Work instructions:
Give the listing again exactly, omitting its images.

Provided records:
--------------------------------------------------
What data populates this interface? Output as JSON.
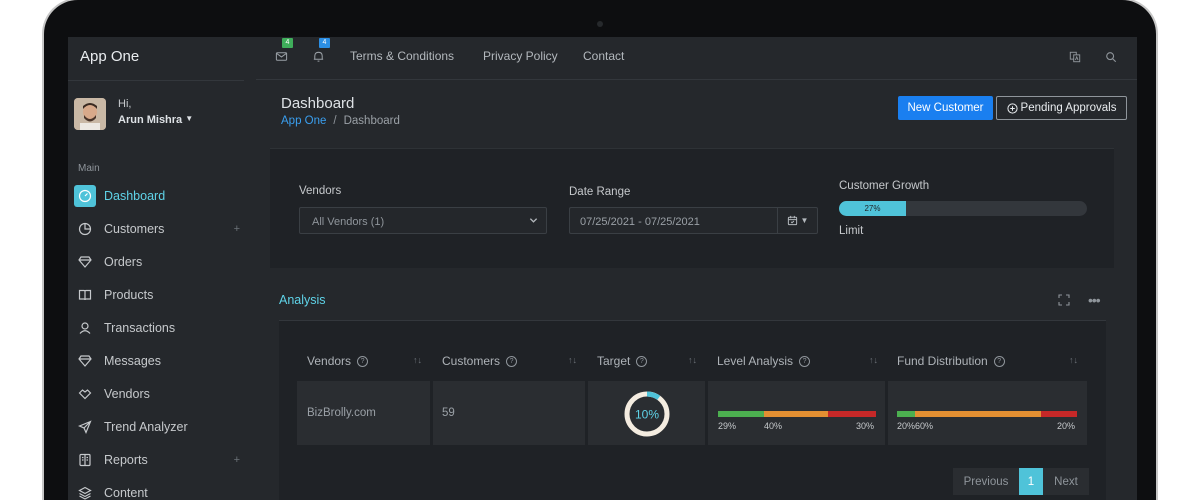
{
  "app": {
    "title": "App One"
  },
  "user": {
    "greeting": "Hi,",
    "name": "Arun Mishra"
  },
  "sidebar": {
    "section_label": "Main",
    "items": [
      {
        "label": "Dashboard",
        "icon": "dashboard-gauge-icon",
        "active": true
      },
      {
        "label": "Customers",
        "icon": "pie-chart-icon",
        "expandable": "+"
      },
      {
        "label": "Orders",
        "icon": "diamond-icon"
      },
      {
        "label": "Products",
        "icon": "book-icon"
      },
      {
        "label": "Transactions",
        "icon": "user-icon"
      },
      {
        "label": "Messages",
        "icon": "diamond-icon"
      },
      {
        "label": "Vendors",
        "icon": "handshake-icon"
      },
      {
        "label": "Trend Analyzer",
        "icon": "send-icon"
      },
      {
        "label": "Reports",
        "icon": "book-open-icon",
        "expandable": "+"
      },
      {
        "label": "Content",
        "icon": "layers-icon"
      }
    ]
  },
  "topbar": {
    "mail_badge": "4",
    "bell_badge": "4",
    "links": [
      "Terms & Conditions",
      "Privacy Policy",
      "Contact"
    ],
    "colors": {
      "mail_badge": "#3fae5b",
      "bell_badge": "#2b8fe5"
    }
  },
  "page": {
    "title": "Dashboard",
    "breadcrumb": [
      "App One",
      "Dashboard"
    ],
    "new_customer_label": "New Customer",
    "pending_approvals_label": "Pending Approvals"
  },
  "filters": {
    "vendors_label": "Vendors",
    "vendors_value": "All Vendors (1)",
    "date_range_label": "Date Range",
    "date_range_value": "07/25/2021 - 07/25/2021",
    "customer_growth_label": "Customer Growth",
    "customer_growth_value": "27%",
    "customer_growth_fraction": 0.27,
    "limit_label": "Limit"
  },
  "analysis": {
    "title": "Analysis",
    "columns": [
      "Vendors",
      "Customers",
      "Target",
      "Level Analysis",
      "Fund Distribution"
    ],
    "row": {
      "vendor": "BizBrolly.com",
      "customers": "59",
      "target": "10%",
      "target_fraction": 0.1,
      "level_analysis": [
        {
          "label": "29%",
          "value": 29,
          "color": "#4caf50"
        },
        {
          "label": "40%",
          "value": 40,
          "color": "#e38f32"
        },
        {
          "label": "30%",
          "value": 30,
          "color": "#c62828"
        }
      ],
      "fund_distribution": [
        {
          "label": "20%",
          "value": 10,
          "color": "#4caf50"
        },
        {
          "label": "60%",
          "value": 70,
          "color": "#e38f32"
        },
        {
          "label": "20%",
          "value": 20,
          "color": "#c62828"
        }
      ]
    },
    "pagination": {
      "previous": "Previous",
      "current": "1",
      "next": "Next"
    }
  },
  "colors": {
    "accent": "#4fc3d9",
    "primary_button": "#1a7ff0",
    "link": "#3a9ff0"
  }
}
--------------------------------------------------
Solution for this exercise:
What data populates this interface? Output as JSON.
{
  "app": {
    "title": "App One"
  },
  "user": {
    "greeting": "Hi,",
    "name": "Arun Mishra"
  },
  "sidebar": {
    "section_label": "Main",
    "items": [
      {
        "label": "Dashboard",
        "icon": "dashboard-gauge-icon",
        "active": true
      },
      {
        "label": "Customers",
        "icon": "pie-chart-icon",
        "expandable": "+"
      },
      {
        "label": "Orders",
        "icon": "diamond-icon"
      },
      {
        "label": "Products",
        "icon": "book-icon"
      },
      {
        "label": "Transactions",
        "icon": "user-icon"
      },
      {
        "label": "Messages",
        "icon": "diamond-icon"
      },
      {
        "label": "Vendors",
        "icon": "handshake-icon"
      },
      {
        "label": "Trend Analyzer",
        "icon": "send-icon"
      },
      {
        "label": "Reports",
        "icon": "book-open-icon",
        "expandable": "+"
      },
      {
        "label": "Content",
        "icon": "layers-icon"
      }
    ]
  },
  "topbar": {
    "mail_badge": "4",
    "bell_badge": "4",
    "links": [
      "Terms & Conditions",
      "Privacy Policy",
      "Contact"
    ],
    "colors": {
      "mail_badge": "#3fae5b",
      "bell_badge": "#2b8fe5"
    }
  },
  "page": {
    "title": "Dashboard",
    "breadcrumb": [
      "App One",
      "Dashboard"
    ],
    "new_customer_label": "New Customer",
    "pending_approvals_label": "Pending Approvals"
  },
  "filters": {
    "vendors_label": "Vendors",
    "vendors_value": "All Vendors (1)",
    "date_range_label": "Date Range",
    "date_range_value": "07/25/2021 - 07/25/2021",
    "customer_growth_label": "Customer Growth",
    "customer_growth_value": "27%",
    "customer_growth_fraction": 0.27,
    "limit_label": "Limit"
  },
  "analysis": {
    "title": "Analysis",
    "columns": [
      "Vendors",
      "Customers",
      "Target",
      "Level Analysis",
      "Fund Distribution"
    ],
    "row": {
      "vendor": "BizBrolly.com",
      "customers": "59",
      "target": "10%",
      "target_fraction": 0.1,
      "level_analysis": [
        {
          "label": "29%",
          "value": 29,
          "color": "#4caf50"
        },
        {
          "label": "40%",
          "value": 40,
          "color": "#e38f32"
        },
        {
          "label": "30%",
          "value": 30,
          "color": "#c62828"
        }
      ],
      "fund_distribution": [
        {
          "label": "20%",
          "value": 10,
          "color": "#4caf50"
        },
        {
          "label": "60%",
          "value": 70,
          "color": "#e38f32"
        },
        {
          "label": "20%",
          "value": 20,
          "color": "#c62828"
        }
      ]
    },
    "pagination": {
      "previous": "Previous",
      "current": "1",
      "next": "Next"
    }
  },
  "colors": {
    "accent": "#4fc3d9",
    "primary_button": "#1a7ff0",
    "link": "#3a9ff0"
  }
}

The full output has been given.